EXERCISE DESCRIPTION
Find every line of the listing below where "that" appears, and copy it.

+++

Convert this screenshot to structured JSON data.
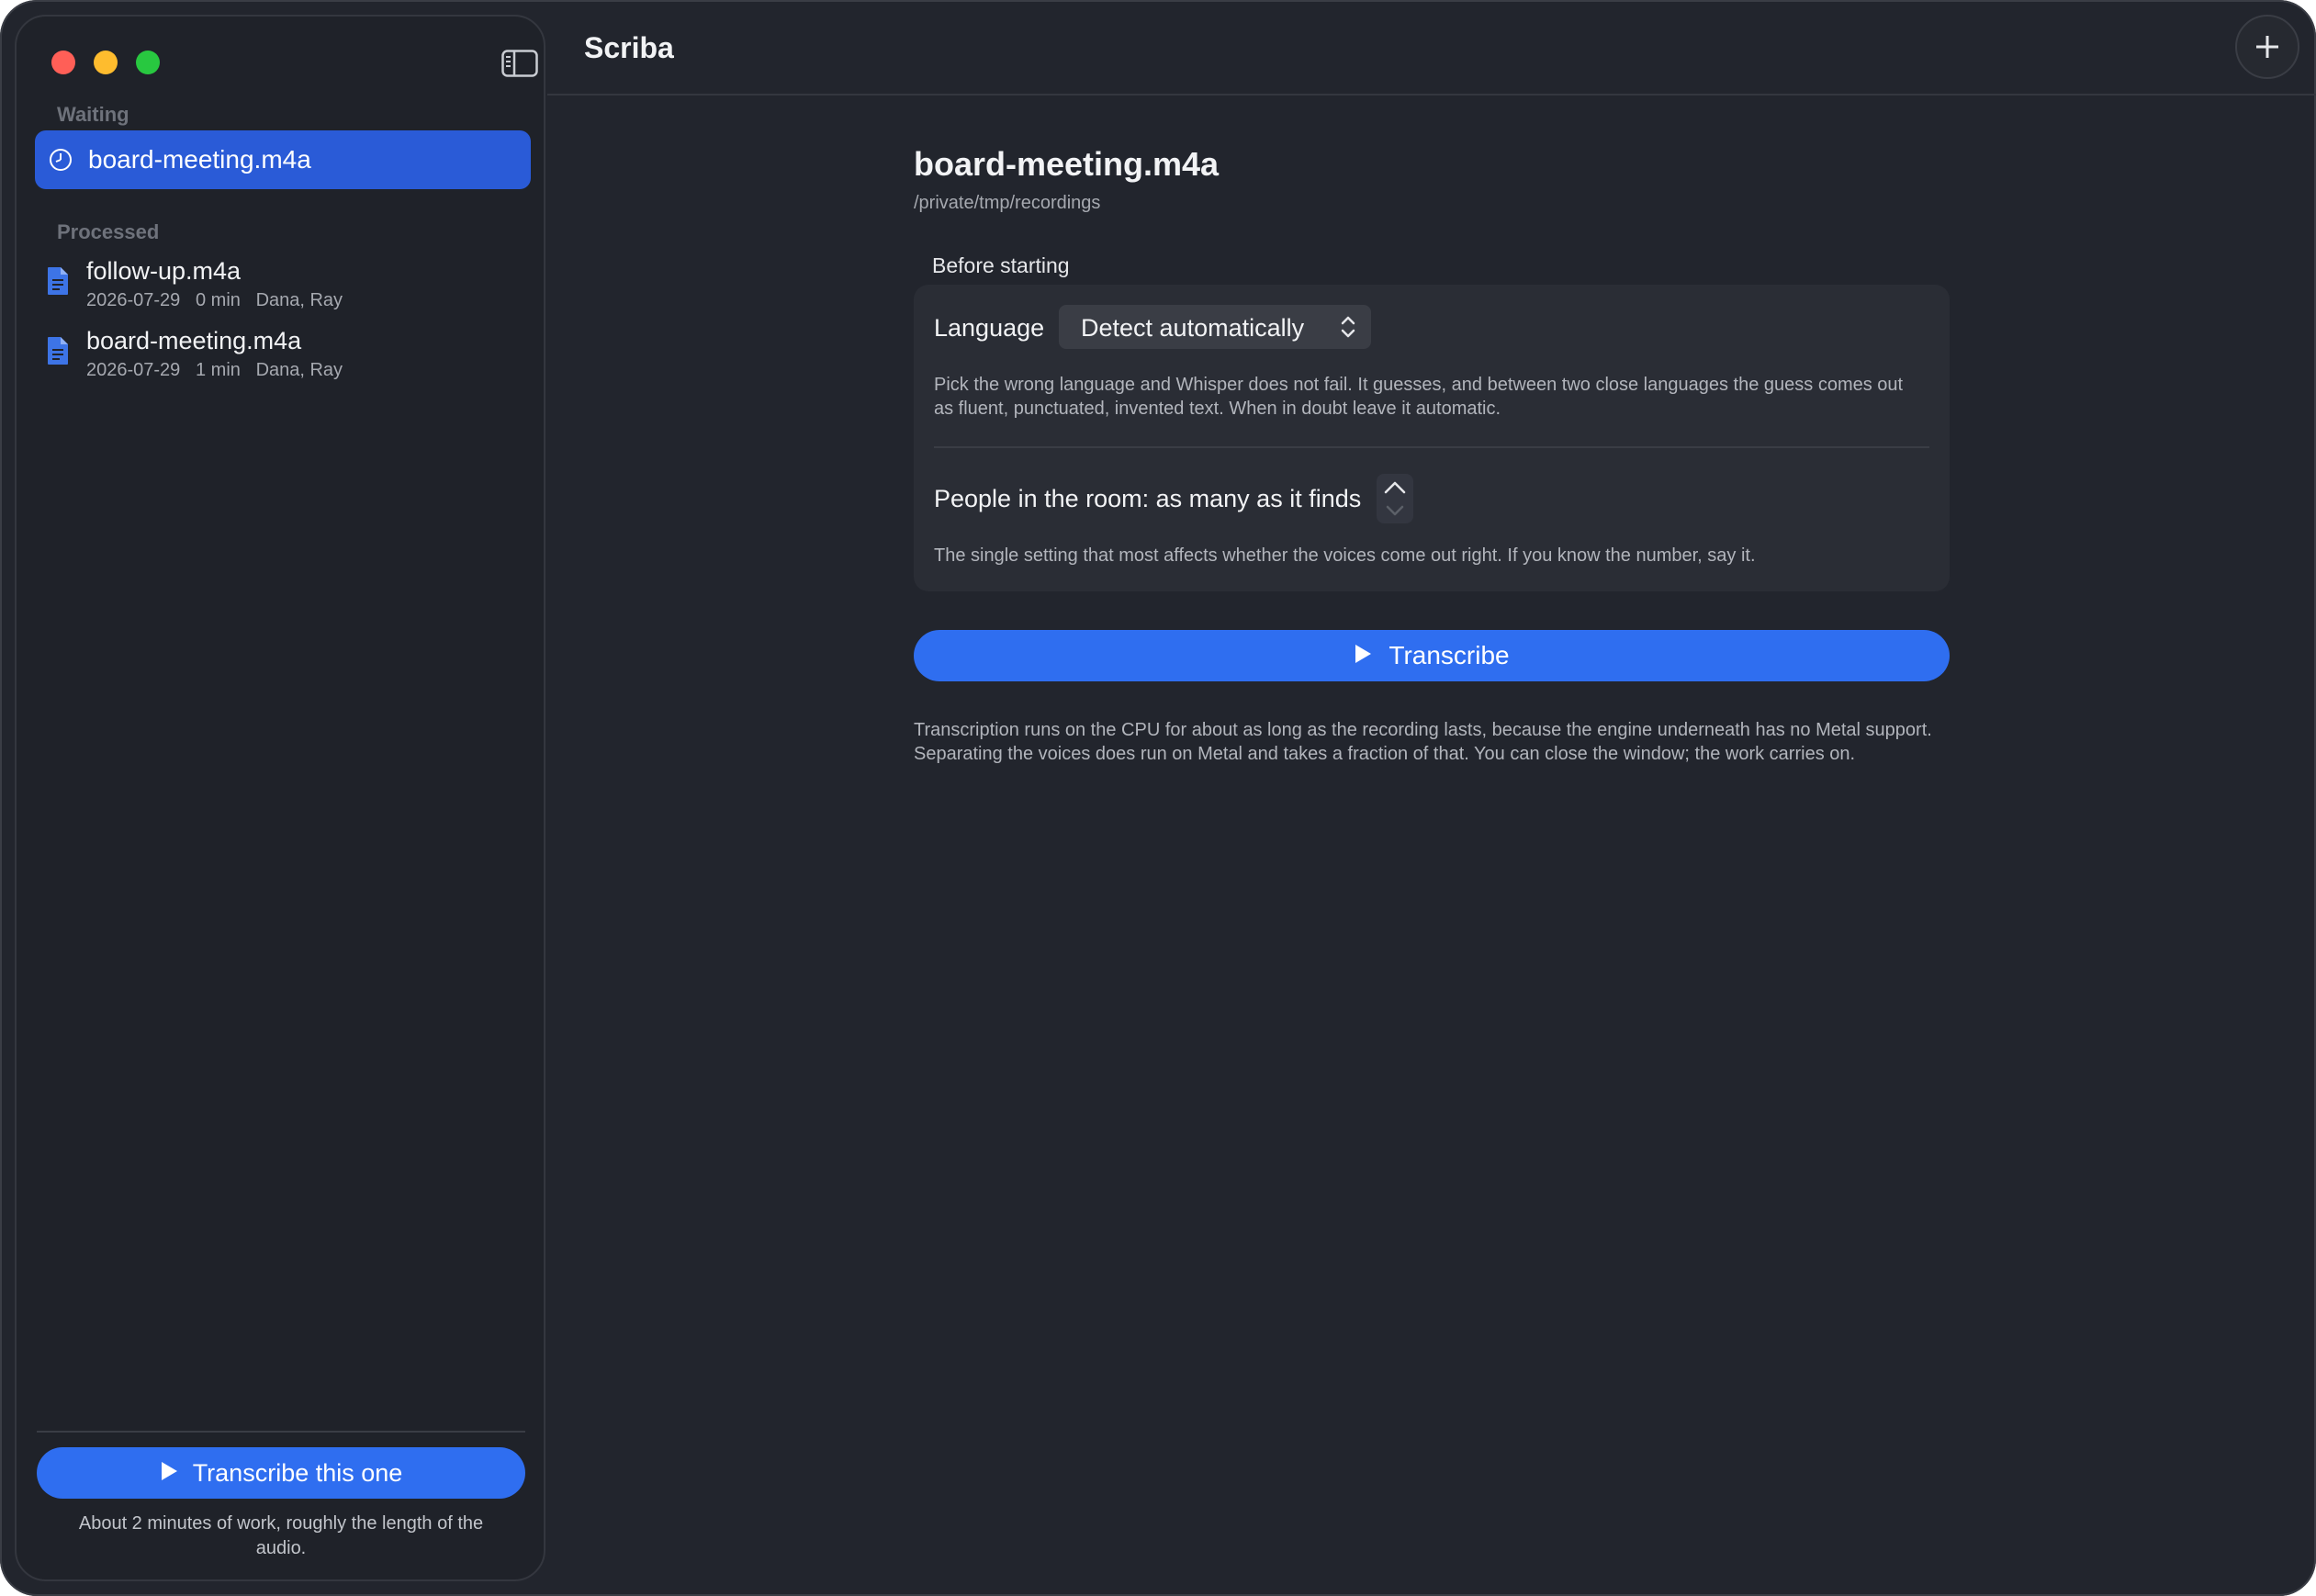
{
  "app": {
    "title": "Scriba"
  },
  "sidebar": {
    "waiting_label": "Waiting",
    "waiting_items": [
      {
        "name": "board-meeting.m4a",
        "icon": "clock-icon"
      }
    ],
    "processed_label": "Processed",
    "processed_items": [
      {
        "name": "follow-up.m4a",
        "date": "2026-07-29",
        "duration": "0 min",
        "speakers": "Dana, Ray",
        "icon": "document-icon"
      },
      {
        "name": "board-meeting.m4a",
        "date": "2026-07-29",
        "duration": "1 min",
        "speakers": "Dana, Ray",
        "icon": "document-icon"
      }
    ],
    "button_label": "Transcribe this one",
    "note": "About 2 minutes of work, roughly the length of the audio."
  },
  "detail": {
    "file_name": "board-meeting.m4a",
    "file_path": "/private/tmp/recordings",
    "section_label": "Before starting",
    "language": {
      "label": "Language",
      "value": "Detect automatically",
      "help": "Pick the wrong language and Whisper does not fail. It guesses, and between two close languages the guess comes out as fluent, punctuated, invented text. When in doubt leave it automatic."
    },
    "people": {
      "label": "People in the room: as many as it finds",
      "help": "The single setting that most affects whether the voices come out right. If you know the number, say it."
    },
    "transcribe_label": "Transcribe",
    "note": "Transcription runs on the CPU for about as long as the recording lasts, because the engine underneath has no Metal support. Separating the voices does run on Metal and takes a fraction of that. You can close the window; the work carries on."
  },
  "colors": {
    "accent": "#2f6ef0",
    "selection": "#2a5bd7",
    "background": "#22252d"
  }
}
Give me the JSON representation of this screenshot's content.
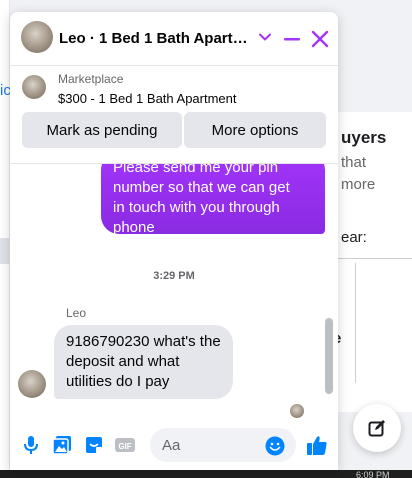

+++

SOLUTION TO THE EXERCISE
      "help": "The single setting that most affects whether the voices come out right. If you know the number, say it."
    "note": "Transcription runs on the CPU for about as long as the recording lasts, because the engine underneath has no Metal support. Separating the voices does run on Metal and takes a fraction of that. You can close the window; the work carries on."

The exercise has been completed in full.